## Task details
Reproduce every line in the listing that contains the word "лесов".

Data entries:
/---
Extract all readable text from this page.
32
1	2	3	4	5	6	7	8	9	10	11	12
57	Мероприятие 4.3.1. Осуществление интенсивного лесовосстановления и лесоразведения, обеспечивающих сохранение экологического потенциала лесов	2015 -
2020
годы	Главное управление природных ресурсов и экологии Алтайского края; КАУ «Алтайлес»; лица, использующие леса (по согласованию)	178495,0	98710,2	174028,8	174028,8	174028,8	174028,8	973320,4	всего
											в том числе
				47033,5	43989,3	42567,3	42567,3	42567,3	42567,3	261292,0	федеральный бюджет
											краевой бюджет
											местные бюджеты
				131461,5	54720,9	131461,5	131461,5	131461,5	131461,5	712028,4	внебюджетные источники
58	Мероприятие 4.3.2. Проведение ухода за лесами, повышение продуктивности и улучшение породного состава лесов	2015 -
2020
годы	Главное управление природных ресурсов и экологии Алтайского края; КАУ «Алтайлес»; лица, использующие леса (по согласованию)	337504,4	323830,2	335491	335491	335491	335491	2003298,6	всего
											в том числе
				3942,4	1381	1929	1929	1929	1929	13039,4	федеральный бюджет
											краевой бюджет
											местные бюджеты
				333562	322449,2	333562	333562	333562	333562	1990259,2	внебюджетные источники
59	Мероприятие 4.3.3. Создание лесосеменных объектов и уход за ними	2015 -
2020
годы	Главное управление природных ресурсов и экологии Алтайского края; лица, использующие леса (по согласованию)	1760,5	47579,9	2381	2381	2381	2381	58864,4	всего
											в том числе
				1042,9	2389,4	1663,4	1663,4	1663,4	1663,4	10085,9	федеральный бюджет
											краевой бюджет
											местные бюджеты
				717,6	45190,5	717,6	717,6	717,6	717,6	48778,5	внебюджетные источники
\---
## Solution
57	Мероприятие 4.3.1. Осуществление интенсивного лесовосстановления и лесоразведения, обеспечивающих сохранение экологического потенциала лесов	2015 -
58	Мероприятие 4.3.2. Проведение ухода за лесами, повышение продуктивности и улучшение породного состава лесов	2015 -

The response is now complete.